**YOUR OBJECTIVE**
Transcribe each line of the material as it is, and drop any picture.

**SOURCE RECORDS**
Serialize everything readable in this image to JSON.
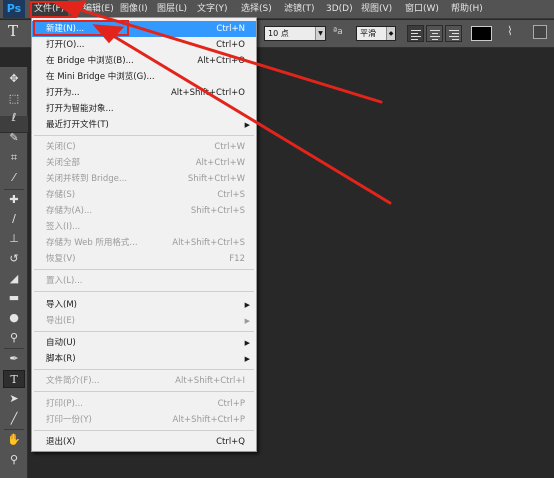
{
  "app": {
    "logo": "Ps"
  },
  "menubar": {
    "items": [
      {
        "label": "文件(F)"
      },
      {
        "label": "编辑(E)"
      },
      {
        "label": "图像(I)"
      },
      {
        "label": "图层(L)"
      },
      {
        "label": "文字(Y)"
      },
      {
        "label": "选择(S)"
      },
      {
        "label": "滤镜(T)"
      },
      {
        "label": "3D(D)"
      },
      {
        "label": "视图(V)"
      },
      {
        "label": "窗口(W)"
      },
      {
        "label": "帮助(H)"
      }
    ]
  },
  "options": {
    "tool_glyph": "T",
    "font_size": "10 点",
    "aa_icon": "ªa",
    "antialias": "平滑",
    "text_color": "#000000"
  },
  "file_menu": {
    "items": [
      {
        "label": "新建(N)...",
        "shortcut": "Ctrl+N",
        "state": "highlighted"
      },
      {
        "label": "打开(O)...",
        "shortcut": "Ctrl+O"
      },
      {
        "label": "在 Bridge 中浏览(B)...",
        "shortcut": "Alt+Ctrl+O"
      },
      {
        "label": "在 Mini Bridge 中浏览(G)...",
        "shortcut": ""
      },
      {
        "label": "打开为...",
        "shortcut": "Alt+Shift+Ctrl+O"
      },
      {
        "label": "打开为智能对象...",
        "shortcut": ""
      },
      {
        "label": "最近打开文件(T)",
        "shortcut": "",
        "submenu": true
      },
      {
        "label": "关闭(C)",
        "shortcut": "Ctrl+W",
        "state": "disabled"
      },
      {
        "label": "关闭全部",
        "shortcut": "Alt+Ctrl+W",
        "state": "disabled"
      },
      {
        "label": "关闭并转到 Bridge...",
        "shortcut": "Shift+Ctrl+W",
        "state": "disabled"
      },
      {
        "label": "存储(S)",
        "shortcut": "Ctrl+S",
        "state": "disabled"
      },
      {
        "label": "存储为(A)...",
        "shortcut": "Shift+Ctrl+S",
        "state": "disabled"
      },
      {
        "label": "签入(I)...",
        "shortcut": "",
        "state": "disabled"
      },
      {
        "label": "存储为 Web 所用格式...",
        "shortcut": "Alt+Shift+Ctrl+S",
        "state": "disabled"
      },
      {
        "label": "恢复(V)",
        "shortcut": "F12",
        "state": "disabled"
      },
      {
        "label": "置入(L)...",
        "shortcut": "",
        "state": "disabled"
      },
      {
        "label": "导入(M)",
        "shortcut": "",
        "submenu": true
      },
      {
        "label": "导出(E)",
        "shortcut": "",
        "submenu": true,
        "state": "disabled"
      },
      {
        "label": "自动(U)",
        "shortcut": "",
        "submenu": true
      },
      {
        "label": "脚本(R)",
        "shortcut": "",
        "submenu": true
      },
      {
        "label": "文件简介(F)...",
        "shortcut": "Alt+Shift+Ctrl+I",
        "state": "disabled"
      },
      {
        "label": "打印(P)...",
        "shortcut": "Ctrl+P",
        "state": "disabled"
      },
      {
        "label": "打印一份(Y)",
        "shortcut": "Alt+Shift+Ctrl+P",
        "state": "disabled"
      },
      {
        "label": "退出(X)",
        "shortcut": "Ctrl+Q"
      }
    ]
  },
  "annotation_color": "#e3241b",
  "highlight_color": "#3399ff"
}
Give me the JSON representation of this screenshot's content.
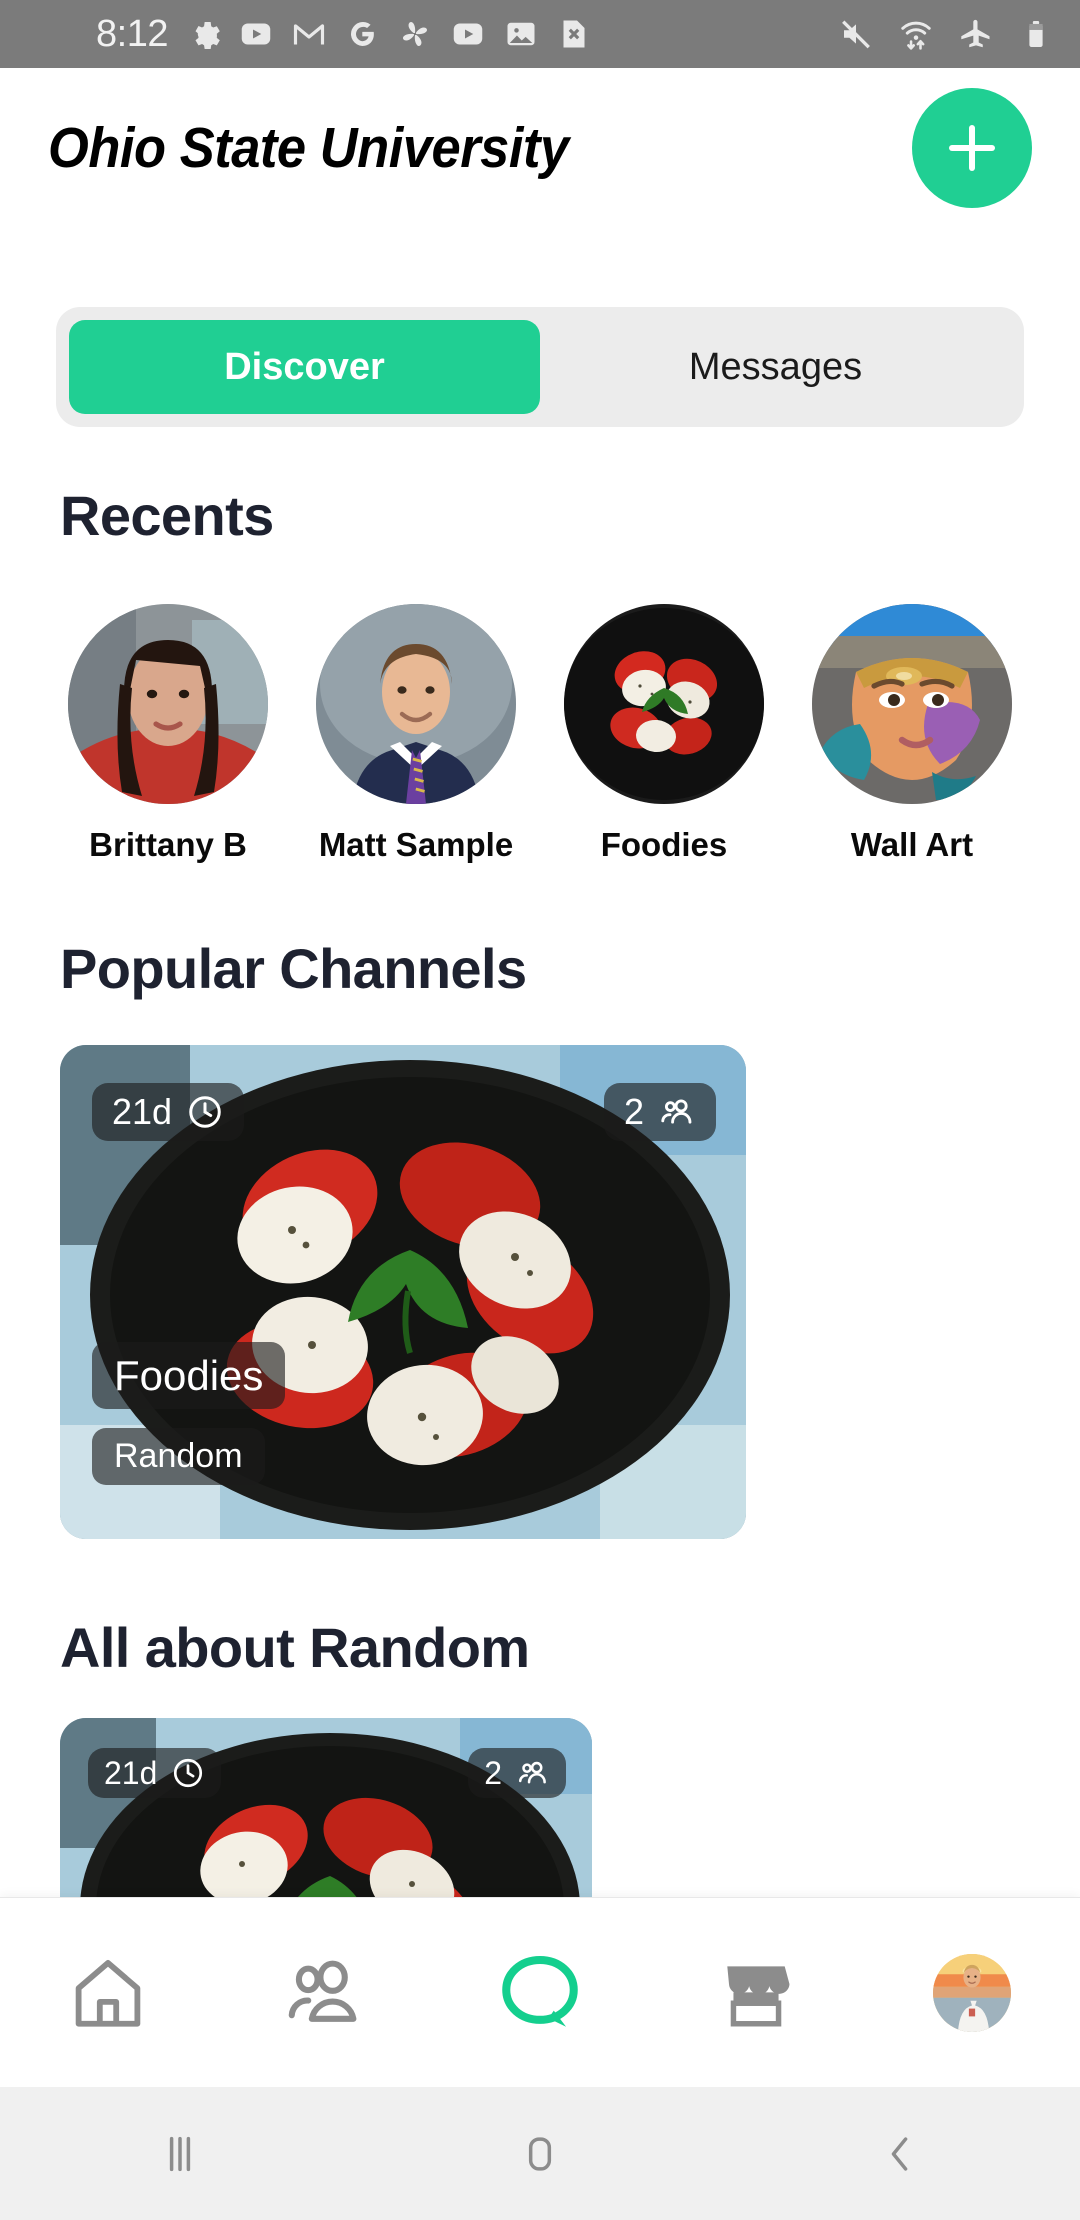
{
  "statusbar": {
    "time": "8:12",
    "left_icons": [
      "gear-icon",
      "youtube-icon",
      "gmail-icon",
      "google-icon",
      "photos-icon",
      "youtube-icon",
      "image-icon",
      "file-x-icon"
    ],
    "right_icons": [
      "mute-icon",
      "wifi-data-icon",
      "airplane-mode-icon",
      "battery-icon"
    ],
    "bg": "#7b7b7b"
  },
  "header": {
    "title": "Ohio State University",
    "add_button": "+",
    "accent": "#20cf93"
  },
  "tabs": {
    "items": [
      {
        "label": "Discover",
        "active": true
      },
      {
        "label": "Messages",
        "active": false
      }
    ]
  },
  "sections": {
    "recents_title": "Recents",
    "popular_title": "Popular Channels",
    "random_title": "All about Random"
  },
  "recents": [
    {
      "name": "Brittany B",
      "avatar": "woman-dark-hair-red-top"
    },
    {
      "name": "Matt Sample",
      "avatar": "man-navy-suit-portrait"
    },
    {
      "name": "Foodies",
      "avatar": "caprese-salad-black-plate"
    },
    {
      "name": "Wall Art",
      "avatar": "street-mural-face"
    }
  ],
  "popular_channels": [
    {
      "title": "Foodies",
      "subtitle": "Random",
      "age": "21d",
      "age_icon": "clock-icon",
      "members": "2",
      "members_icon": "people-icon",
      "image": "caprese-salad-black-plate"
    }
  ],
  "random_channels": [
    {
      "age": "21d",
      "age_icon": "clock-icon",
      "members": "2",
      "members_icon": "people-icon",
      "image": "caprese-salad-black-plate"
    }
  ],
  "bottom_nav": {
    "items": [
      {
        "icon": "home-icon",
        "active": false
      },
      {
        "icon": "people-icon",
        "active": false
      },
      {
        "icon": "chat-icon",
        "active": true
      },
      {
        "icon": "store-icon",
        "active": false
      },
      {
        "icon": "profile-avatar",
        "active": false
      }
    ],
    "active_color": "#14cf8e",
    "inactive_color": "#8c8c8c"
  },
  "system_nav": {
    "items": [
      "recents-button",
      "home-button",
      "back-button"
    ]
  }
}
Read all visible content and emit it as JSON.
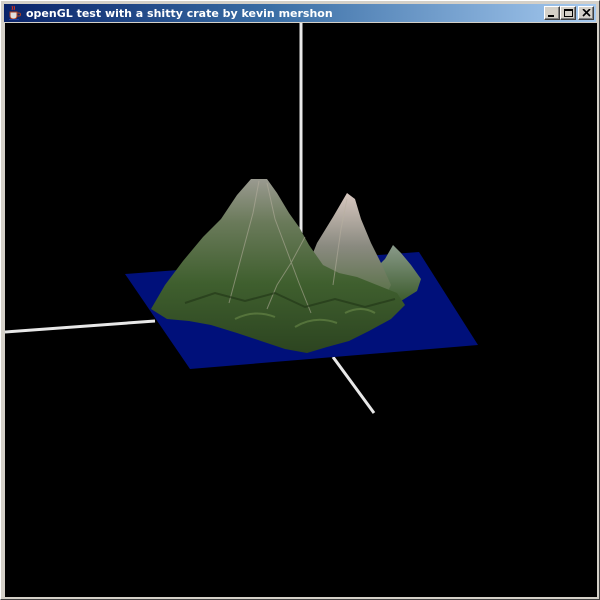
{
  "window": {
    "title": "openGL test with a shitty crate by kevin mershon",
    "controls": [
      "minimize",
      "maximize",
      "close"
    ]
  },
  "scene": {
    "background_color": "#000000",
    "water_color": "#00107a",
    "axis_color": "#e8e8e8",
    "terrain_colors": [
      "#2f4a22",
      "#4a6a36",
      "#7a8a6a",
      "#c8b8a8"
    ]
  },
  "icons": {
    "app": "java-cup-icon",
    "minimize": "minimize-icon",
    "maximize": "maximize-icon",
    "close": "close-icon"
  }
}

**RESULT OF THE EXERCISE**
Serialize everything readable in this image to JSON.
{
  "app": {
    "logo": "Ps"
  },
  "menubar": {
    "items": [
      {
        "label": "文件(F)"
      },
      {
        "label": "编辑(E)"
      },
      {
        "label": "图像(I)"
      },
      {
        "label": "图层(L)"
      },
      {
        "label": "文字(Y)"
      },
      {
        "label": "选择(S)"
      },
      {
        "label": "滤镜(T)"
      },
      {
        "label": "3D(D)"
      },
      {
        "label": "视图(V)"
      },
      {
        "label": "窗口(W)"
      },
      {
        "label": "帮助(H)"
      }
    ]
  },
  "options": {
    "tool_glyph": "T",
    "font_size": "10 点",
    "aa_icon": "ªa",
    "antialias": "平滑",
    "text_color": "#000000"
  },
  "file_menu": {
    "items": [
      {
        "label": "新建(N)...",
        "shortcut": "Ctrl+N",
        "state": "highlighted"
      },
      {
        "label": "打开(O)...",
        "shortcut": "Ctrl+O"
      },
      {
        "label": "在 Bridge 中浏览(B)...",
        "shortcut": "Alt+Ctrl+O"
      },
      {
        "label": "在 Mini Bridge 中浏览(G)...",
        "shortcut": ""
      },
      {
        "label": "打开为...",
        "shortcut": "Alt+Shift+Ctrl+O"
      },
      {
        "label": "打开为智能对象...",
        "shortcut": ""
      },
      {
        "label": "最近打开文件(T)",
        "shortcut": "",
        "submenu": true
      },
      {
        "label": "关闭(C)",
        "shortcut": "Ctrl+W",
        "state": "disabled"
      },
      {
        "label": "关闭全部",
        "shortcut": "Alt+Ctrl+W",
        "state": "disabled"
      },
      {
        "label": "关闭并转到 Bridge...",
        "shortcut": "Shift+Ctrl+W",
        "state": "disabled"
      },
      {
        "label": "存储(S)",
        "shortcut": "Ctrl+S",
        "state": "disabled"
      },
      {
        "label": "存储为(A)...",
        "shortcut": "Shift+Ctrl+S",
        "state": "disabled"
      },
      {
        "label": "签入(I)...",
        "shortcut": "",
        "state": "disabled"
      },
      {
        "label": "存储为 Web 所用格式...",
        "shortcut": "Alt+Shift+Ctrl+S",
        "state": "disabled"
      },
      {
        "label": "恢复(V)",
        "shortcut": "F12",
        "state": "disabled"
      },
      {
        "label": "置入(L)...",
        "shortcut": "",
        "state": "disabled"
      },
      {
        "label": "导入(M)",
        "shortcut": "",
        "submenu": true
      },
      {
        "label": "导出(E)",
        "shortcut": "",
        "submenu": true,
        "state": "disabled"
      },
      {
        "label": "自动(U)",
        "shortcut": "",
        "submenu": true
      },
      {
        "label": "脚本(R)",
        "shortcut": "",
        "submenu": true
      },
      {
        "label": "文件简介(F)...",
        "shortcut": "Alt+Shift+Ctrl+I",
        "state": "disabled"
      },
      {
        "label": "打印(P)...",
        "shortcut": "Ctrl+P",
        "state": "disabled"
      },
      {
        "label": "打印一份(Y)",
        "shortcut": "Alt+Shift+Ctrl+P",
        "state": "disabled"
      },
      {
        "label": "退出(X)",
        "shortcut": "Ctrl+Q"
      }
    ]
  },
  "annotation_color": "#e3241b",
  "highlight_color": "#3399ff"
}
Give me the JSON representation of this screenshot's content.
{
  "statusbar": {
    "time": "8:12",
    "left_icons": [
      "gear-icon",
      "youtube-icon",
      "gmail-icon",
      "google-icon",
      "photos-icon",
      "youtube-icon",
      "image-icon",
      "file-x-icon"
    ],
    "right_icons": [
      "mute-icon",
      "wifi-data-icon",
      "airplane-mode-icon",
      "battery-icon"
    ],
    "bg": "#7b7b7b"
  },
  "header": {
    "title": "Ohio State University",
    "add_button": "+",
    "accent": "#20cf93"
  },
  "tabs": {
    "items": [
      {
        "label": "Discover",
        "active": true
      },
      {
        "label": "Messages",
        "active": false
      }
    ]
  },
  "sections": {
    "recents_title": "Recents",
    "popular_title": "Popular Channels",
    "random_title": "All about Random"
  },
  "recents": [
    {
      "name": "Brittany B",
      "avatar": "woman-dark-hair-red-top"
    },
    {
      "name": "Matt Sample",
      "avatar": "man-navy-suit-portrait"
    },
    {
      "name": "Foodies",
      "avatar": "caprese-salad-black-plate"
    },
    {
      "name": "Wall Art",
      "avatar": "street-mural-face"
    }
  ],
  "popular_channels": [
    {
      "title": "Foodies",
      "subtitle": "Random",
      "age": "21d",
      "age_icon": "clock-icon",
      "members": "2",
      "members_icon": "people-icon",
      "image": "caprese-salad-black-plate"
    }
  ],
  "random_channels": [
    {
      "age": "21d",
      "age_icon": "clock-icon",
      "members": "2",
      "members_icon": "people-icon",
      "image": "caprese-salad-black-plate"
    }
  ],
  "bottom_nav": {
    "items": [
      {
        "icon": "home-icon",
        "active": false
      },
      {
        "icon": "people-icon",
        "active": false
      },
      {
        "icon": "chat-icon",
        "active": true
      },
      {
        "icon": "store-icon",
        "active": false
      },
      {
        "icon": "profile-avatar",
        "active": false
      }
    ],
    "active_color": "#14cf8e",
    "inactive_color": "#8c8c8c"
  },
  "system_nav": {
    "items": [
      "recents-button",
      "home-button",
      "back-button"
    ]
  }
}
Read all visible content and emit it as JSON.
{
  "window": {
    "title": "openGL test with a shitty crate by kevin mershon",
    "controls": [
      "minimize",
      "maximize",
      "close"
    ]
  },
  "scene": {
    "background_color": "#000000",
    "water_color": "#00107a",
    "axis_color": "#e8e8e8",
    "terrain_colors": [
      "#2f4a22",
      "#4a6a36",
      "#7a8a6a",
      "#c8b8a8"
    ]
  },
  "icons": {
    "app": "java-cup-icon",
    "minimize": "minimize-icon",
    "maximize": "maximize-icon",
    "close": "close-icon"
  }
}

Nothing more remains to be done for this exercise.